[start of Dataset rows]
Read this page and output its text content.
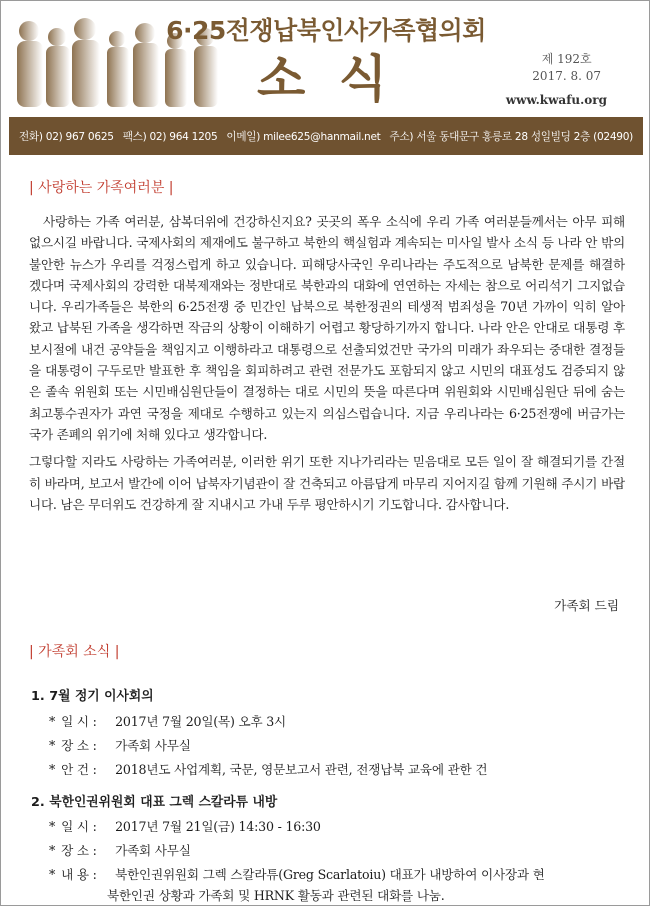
6·25전쟁납북인사가족협의회
소 식	제 192호
2017. 8. 07
www.kwafu.org
전화) 02) 967 0625 팩스) 02) 964 1205 이메일) milee625@hanmail.net 주소) 서울 동대문구 홍릉로 28 성일빌딩 2층 (02490)
| 사랑하는 가족여러분 |

사랑하는 가족 여러분, 삼복더위에 건강하신지요? 곳곳의 폭우 소식에 우리 가족 여러분들께서는 아무 피해 없으시길 바랍니다. 국제사회의 제재에도 불구하고 북한의 핵실험과 계속되는 미사일 발사 소식 등 나라 안 밖의 불안한 뉴스가 우리를 걱정스럽게 하고 있습니다. 피해당사국인 우리나라는 주도적으로 남북한 문제를 해결하겠다며 국제사회의 강력한 대북제재와는 정반대로 북한과의 대화에 연연하는 자세는 참으로 어리석기 그지없습니다. 우리가족들은 북한의 6·25전쟁 중 민간인 납북으로 북한정권의 테생적 범죄성을 70년 가까이 익히 알아왔고 납북된 가족을 생각하면 작금의 상황이 이해하기 어렵고 황당하기까지 합니다. 나라 안은 안대로 대통령 후보시절에 내건 공약들을 책임지고 이행하라고 대통령으로 선출되었건만 국가의 미래가 좌우되는 중대한 결정들을 대통령이 구두로만 발표한 후 책임을 회피하려고 관련 전문가도 포함되지 않고 시민의 대표성도 검증되지 않은 졸속 위원회 또는 시민배심원단들이 결정하는 대로 시민의 뜻을 따른다며 위원회와 시민배심원단 뒤에 숨는 최고통수권자가 과연 국정을 제대로 수행하고 있는지 의심스럽습니다. 지금 우리나라는 6·25전쟁에 버금가는 국가 존폐의 위기에 처해 있다고 생각합니다.

그렇다할 지라도 사랑하는 가족여러분, 이러한 위기 또한 지나가리라는 믿음대로 모든 일이 잘 해결되기를 간절히 바라며, 보고서 발간에 이어 납북자기념관이 잘 건축되고 아름답게 마무리 지어지길 함께 기원해 주시기 바랍니다. 남은 무더위도 건강하게 잘 지내시고 가내 두루 평안하시기 기도합니다. 감사합니다.

가족회 드림
| 가족회 소식 |
1. 7월 정기 이사회의
* 일 시 : 2017년 7월 20일(목) 오후 3시
* 장 소 : 가족회 사무실
* 안 건 : 2018년도 사업계획, 국문, 영문보고서 관련, 전쟁납북 교육에 관한 건
2. 북한인권위원회 대표 그렉 스칼라튜 내방
* 일 시 : 2017년 7월 21일(금) 14:30 - 16:30
* 장 소 : 가족회 사무실
* 내 용 : 북한인권위원회 그렉 스칼라튜(Greg Scarlatoiu) 대표가 내방하여 이사장과 현
북한인권 상황과 가족회 및 HRNK 활동과 관련된 대화를 나눔.
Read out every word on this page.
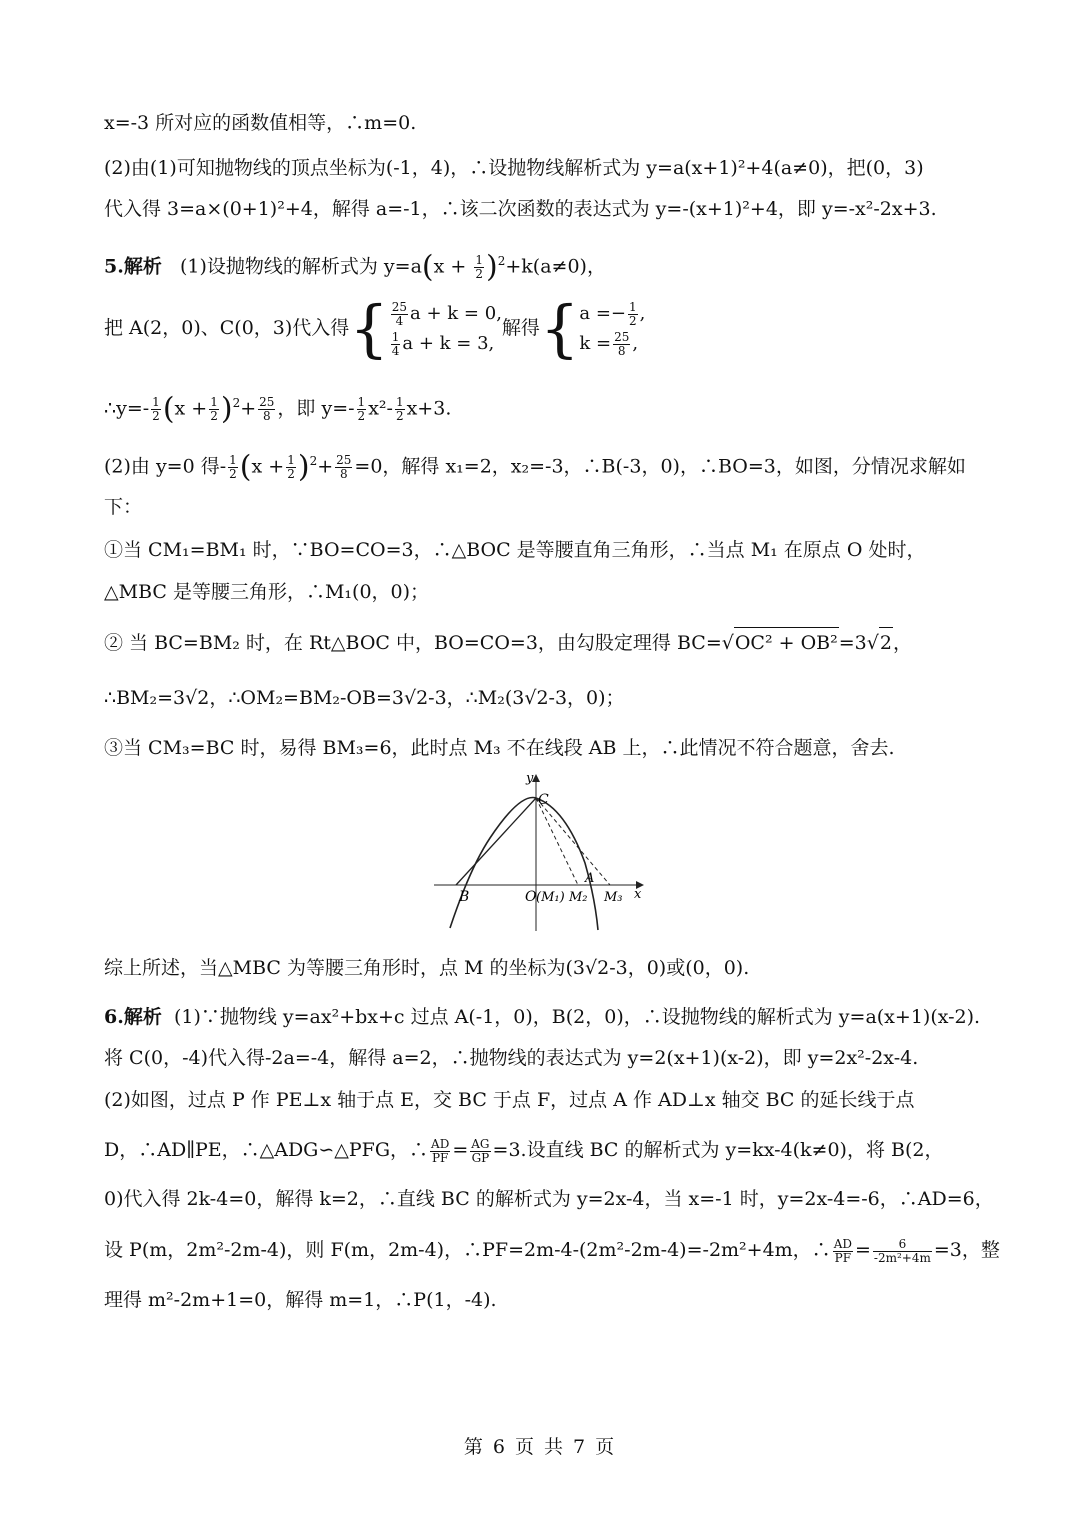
x=-3 所对应的函数值相等，∴m=0.
(2)由(1)可知抛物线的顶点坐标为(-1，4)，∴设抛物线解析式为 y=a(x+1)²+4(a≠0)，把(0，3)
代入得 3=a×(0+1)²+4，解得 a=-1，∴该二次函数的表达式为 y=-(x+1)²+4，即 y=-x²-2x+3.
5.解析 (1)设抛物线的解析式为 $y=a(x + \frac{1}{2} )^2+k(a\ne 0)$，
把 A(2，0)、C(0，3)代入得{ $\frac{25}{4}$ a + k = 0,
$\frac{1}{4}$ a + k = 3,
解得{ $a =- \frac{1}{2}$ ,
$k = \frac{25}{8}$ ,
∴y=- $\frac{1}{2} (x + \frac{1}{2} )^2+ \frac{25}{8}$ ，即 $y=- \frac{1}{2} x^2- \frac{1}{2} x+3$.
(2)由 y=0 得- $\frac{1}{2} (x + \frac{1}{2} )^2+ \frac{25}{8} =0$，解得 x₁=2，x₂=-3，∴B(-3，0)，∴BO=3，如图，分情况求解如
下：
①当 CM₁=BM₁ 时，∵BO=CO=3，∴△BOC 是等腰直角三角形，∴当点 M₁ 在原点 O 处时，
△MBC 是等腰三角形，∴M₁(0，0)；
② 当 BC=BM₂ 时，在 Rt△BOC 中，BO=CO=3，由勾股定理得 BC=√OC² + OB²=3√2，
∴BM₂=3√2，∴OM₂=BM₂-OB=3√2-3，∴M₂(3√2-3，0)；
③当 CM₃=BC 时，易得 BM₃=6，此时点 M₃ 不在线段 AB 上，∴此情况不符合题意，舍去.
y
x
C
B	O (M₁) M₂
A
M₃
综上所述，当△MBC 为等腰三角形时，点 M 的坐标为(3√2-3，0)或(0，0).
6.解析 (1)∵抛物线 y=ax²+bx+c 过点 A(-1，0)，B(2，0)，∴设抛物线的解析式为 y=a(x+1)(x-2).
将 C(0，-4)代入得-2a=-4，解得 a=2，∴抛物线的表达式为 y=2(x+1)(x-2)，即 y=2x²-2x-4.
(2)如图，过点 P 作 PE⊥x 轴于点 E，交 BC 于点 F，过点 A 作 AD⊥x 轴交 BC 的延长线于点
D，∴AD∥PE，∴△ADG∽△PFG，∴ $\frac{AD}{PF} = \frac{AG}{GP} =3$.设直线 BC 的解析式为 y=kx-4(k≠0)，将 B(2，
0)代入得 2k-4=0，解得 k=2，∴直线 BC 的解析式为 y=2x-4，当 x=-1 时，y=2x-4=-6，∴AD=6，
设 P(m，2m²-2m-4)，则 F(m，2m-4)，∴PF=2m-4-(2m²-2m-4)=-2m²+4m，∴ $\frac{AD}{PF} = \frac{6}{\text{-2m²+4m}} =3$，整
理得 m²-2m+1=0，解得 m=1，∴P(1，-4).
第 6 页 共 7 页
[end of Dataset rows]
■ **Aim**
Copy out each line of the listing that holds "this".

■ **Exercise answer**
Read this page and output its text content.
Read out every word on this page.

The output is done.